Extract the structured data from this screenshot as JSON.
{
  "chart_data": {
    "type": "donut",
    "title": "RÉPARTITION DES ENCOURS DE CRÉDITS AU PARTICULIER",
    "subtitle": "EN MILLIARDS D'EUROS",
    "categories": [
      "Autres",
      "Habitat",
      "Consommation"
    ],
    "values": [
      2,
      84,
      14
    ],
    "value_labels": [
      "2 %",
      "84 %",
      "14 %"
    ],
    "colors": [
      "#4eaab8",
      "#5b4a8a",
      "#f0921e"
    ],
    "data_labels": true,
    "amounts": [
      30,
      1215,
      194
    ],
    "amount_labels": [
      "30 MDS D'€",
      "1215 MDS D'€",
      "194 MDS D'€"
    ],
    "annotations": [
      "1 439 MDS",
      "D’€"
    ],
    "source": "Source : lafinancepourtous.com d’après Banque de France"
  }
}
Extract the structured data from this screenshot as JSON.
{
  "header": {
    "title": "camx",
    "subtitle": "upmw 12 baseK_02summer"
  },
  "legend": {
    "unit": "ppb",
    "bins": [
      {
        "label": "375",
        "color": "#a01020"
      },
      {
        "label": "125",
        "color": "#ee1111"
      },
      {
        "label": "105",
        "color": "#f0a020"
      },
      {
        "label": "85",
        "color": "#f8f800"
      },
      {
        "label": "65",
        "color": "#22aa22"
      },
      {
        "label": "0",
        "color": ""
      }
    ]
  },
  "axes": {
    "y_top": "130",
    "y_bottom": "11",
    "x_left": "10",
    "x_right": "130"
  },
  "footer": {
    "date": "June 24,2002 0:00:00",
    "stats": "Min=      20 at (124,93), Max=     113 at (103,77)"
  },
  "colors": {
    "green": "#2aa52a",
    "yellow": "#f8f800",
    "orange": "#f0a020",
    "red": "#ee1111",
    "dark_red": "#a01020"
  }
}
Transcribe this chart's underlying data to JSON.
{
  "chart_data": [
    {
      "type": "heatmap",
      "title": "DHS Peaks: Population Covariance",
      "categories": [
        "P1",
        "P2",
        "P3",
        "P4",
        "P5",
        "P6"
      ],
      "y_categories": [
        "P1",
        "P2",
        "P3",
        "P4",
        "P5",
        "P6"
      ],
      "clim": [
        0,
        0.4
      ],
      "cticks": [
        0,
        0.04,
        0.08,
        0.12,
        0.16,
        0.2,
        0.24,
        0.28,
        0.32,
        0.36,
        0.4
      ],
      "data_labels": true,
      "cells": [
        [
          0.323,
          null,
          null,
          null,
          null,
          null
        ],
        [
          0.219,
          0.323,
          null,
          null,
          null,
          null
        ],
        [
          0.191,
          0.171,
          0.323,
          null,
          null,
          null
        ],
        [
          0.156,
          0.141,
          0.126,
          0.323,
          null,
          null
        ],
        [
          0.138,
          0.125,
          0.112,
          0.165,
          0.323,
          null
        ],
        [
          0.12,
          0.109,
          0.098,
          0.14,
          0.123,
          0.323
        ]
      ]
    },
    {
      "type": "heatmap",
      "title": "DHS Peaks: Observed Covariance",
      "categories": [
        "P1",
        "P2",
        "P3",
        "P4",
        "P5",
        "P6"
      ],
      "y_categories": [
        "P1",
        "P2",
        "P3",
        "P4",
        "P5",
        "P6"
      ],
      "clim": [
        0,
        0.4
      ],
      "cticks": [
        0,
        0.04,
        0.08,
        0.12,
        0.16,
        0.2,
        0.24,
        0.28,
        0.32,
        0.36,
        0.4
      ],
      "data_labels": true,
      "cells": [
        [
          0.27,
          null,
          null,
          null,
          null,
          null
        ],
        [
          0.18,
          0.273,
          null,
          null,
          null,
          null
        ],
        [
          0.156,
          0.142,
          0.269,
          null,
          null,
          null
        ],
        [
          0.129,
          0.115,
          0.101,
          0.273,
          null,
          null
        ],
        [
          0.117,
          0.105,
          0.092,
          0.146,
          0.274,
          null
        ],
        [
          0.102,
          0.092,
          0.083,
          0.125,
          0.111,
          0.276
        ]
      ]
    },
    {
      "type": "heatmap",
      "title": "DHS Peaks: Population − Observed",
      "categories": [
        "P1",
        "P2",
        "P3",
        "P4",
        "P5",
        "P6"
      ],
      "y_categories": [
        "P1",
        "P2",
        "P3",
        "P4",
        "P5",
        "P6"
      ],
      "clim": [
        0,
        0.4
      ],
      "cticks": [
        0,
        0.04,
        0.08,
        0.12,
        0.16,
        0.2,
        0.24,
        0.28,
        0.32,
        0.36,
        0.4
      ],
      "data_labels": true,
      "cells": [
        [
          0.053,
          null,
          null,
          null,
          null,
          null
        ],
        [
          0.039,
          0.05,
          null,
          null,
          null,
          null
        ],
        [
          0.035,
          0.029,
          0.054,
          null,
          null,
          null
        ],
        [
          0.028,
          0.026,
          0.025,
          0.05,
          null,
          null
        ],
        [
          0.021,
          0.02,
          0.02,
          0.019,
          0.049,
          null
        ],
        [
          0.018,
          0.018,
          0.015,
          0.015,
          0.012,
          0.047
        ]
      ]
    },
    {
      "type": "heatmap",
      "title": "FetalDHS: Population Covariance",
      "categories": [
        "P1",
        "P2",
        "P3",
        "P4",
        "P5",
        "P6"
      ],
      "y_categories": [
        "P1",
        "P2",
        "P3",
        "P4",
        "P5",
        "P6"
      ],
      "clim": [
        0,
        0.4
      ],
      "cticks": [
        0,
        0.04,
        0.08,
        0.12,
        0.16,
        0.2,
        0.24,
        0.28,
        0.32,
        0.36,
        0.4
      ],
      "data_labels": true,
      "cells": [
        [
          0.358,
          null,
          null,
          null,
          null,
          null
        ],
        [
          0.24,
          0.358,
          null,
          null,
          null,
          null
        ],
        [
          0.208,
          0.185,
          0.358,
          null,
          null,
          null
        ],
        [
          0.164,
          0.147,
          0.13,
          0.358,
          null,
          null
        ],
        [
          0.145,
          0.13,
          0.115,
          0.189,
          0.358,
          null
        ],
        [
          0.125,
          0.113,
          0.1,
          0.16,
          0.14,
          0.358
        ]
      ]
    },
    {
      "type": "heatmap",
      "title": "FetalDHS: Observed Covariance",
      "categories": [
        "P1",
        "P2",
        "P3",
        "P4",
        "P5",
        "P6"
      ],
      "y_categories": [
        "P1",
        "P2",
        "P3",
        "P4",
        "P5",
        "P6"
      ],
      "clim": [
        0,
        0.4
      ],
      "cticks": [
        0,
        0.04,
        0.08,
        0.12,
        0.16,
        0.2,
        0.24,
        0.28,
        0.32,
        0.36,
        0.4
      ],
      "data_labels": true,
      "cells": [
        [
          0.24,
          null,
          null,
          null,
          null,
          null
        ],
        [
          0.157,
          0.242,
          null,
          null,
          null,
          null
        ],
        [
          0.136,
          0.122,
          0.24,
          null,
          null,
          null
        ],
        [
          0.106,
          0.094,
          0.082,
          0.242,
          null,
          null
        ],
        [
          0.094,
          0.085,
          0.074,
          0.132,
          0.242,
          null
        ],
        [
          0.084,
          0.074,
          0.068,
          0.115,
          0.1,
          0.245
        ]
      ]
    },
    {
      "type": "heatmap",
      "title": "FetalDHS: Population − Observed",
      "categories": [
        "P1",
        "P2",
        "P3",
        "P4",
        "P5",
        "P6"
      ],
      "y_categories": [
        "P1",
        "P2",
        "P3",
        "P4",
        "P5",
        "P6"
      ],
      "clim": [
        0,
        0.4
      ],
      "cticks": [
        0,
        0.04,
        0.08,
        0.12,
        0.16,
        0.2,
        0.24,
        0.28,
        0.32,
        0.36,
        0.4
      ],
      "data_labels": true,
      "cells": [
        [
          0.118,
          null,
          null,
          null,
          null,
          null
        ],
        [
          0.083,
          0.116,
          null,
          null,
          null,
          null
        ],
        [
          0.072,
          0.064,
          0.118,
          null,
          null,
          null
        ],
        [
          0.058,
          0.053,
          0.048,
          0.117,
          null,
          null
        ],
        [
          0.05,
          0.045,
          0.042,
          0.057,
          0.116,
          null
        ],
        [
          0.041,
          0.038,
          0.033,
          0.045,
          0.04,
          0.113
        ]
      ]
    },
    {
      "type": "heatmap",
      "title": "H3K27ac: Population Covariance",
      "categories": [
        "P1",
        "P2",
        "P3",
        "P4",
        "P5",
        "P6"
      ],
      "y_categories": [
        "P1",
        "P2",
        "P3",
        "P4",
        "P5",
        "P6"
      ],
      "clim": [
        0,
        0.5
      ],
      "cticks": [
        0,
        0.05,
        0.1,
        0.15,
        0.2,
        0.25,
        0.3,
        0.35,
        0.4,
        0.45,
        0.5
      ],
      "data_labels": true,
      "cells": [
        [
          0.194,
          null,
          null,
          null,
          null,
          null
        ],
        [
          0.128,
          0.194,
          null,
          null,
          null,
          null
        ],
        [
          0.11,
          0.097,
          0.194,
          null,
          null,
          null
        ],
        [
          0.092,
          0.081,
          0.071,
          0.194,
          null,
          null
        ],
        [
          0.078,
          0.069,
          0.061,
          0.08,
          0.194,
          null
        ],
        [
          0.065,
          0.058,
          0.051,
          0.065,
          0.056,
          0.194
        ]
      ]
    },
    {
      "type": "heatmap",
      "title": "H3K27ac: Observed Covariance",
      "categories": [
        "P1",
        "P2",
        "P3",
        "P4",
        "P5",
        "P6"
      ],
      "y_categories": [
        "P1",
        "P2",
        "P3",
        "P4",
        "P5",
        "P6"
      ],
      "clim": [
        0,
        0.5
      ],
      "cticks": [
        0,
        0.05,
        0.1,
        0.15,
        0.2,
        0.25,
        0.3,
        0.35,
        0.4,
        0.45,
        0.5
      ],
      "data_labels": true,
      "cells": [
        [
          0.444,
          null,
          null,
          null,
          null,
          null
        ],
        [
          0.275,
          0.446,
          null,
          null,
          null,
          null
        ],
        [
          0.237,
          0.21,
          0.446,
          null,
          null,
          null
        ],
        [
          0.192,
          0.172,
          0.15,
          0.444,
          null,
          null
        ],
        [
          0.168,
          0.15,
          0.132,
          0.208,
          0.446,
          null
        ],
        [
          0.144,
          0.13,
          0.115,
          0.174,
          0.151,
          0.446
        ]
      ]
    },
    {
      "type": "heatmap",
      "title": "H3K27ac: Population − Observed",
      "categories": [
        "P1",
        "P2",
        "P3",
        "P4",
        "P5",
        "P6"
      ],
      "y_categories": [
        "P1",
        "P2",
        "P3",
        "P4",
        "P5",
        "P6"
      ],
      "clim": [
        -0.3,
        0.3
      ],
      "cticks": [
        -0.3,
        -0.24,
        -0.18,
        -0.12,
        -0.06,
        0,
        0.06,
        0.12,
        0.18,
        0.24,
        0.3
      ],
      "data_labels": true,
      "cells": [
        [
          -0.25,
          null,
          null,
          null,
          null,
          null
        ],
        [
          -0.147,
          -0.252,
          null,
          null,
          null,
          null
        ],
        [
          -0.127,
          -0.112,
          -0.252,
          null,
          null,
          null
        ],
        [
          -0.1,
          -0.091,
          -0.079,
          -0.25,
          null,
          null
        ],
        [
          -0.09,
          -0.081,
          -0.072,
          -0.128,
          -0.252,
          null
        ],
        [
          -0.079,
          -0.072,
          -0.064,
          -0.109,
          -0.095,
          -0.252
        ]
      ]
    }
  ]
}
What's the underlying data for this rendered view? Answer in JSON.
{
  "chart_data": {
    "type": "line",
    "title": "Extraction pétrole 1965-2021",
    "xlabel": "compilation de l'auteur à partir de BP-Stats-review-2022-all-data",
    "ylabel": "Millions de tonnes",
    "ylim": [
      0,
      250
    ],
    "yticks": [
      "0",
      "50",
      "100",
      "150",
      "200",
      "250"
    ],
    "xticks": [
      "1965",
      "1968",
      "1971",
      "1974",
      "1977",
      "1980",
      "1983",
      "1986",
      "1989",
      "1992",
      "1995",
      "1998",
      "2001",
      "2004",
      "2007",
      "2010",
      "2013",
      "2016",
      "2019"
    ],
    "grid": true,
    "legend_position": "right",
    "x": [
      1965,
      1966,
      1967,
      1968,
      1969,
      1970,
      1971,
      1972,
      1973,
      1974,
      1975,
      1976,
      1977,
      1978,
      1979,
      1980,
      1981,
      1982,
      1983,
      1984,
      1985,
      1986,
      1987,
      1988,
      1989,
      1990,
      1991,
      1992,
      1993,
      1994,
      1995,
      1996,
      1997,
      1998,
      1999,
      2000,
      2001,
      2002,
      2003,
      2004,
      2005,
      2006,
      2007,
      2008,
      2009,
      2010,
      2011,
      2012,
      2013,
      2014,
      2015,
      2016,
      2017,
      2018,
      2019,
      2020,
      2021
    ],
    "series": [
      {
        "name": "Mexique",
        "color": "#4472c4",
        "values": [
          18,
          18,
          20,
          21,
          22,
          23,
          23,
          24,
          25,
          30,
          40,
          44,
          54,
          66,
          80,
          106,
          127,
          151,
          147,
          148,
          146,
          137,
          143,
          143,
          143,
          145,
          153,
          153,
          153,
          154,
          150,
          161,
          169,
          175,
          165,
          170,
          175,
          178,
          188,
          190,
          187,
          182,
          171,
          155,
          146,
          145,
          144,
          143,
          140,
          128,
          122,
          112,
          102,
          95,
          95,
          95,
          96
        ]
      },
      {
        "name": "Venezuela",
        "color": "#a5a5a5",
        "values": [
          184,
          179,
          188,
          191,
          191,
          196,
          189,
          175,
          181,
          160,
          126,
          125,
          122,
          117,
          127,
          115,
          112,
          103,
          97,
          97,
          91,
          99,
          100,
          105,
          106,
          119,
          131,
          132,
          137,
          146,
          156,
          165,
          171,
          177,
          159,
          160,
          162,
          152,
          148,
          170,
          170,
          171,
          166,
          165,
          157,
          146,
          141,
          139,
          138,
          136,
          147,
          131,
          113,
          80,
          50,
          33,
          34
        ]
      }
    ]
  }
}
*-*-*
Pick out all lines containing the string "JSON".

Extract the structured data from this screenshot as JSON.
Extract the structured data from this screenshot as JSON.
Transcribe this chart's underlying data to JSON.
What's the underlying data for this rendered view? Answer in JSON.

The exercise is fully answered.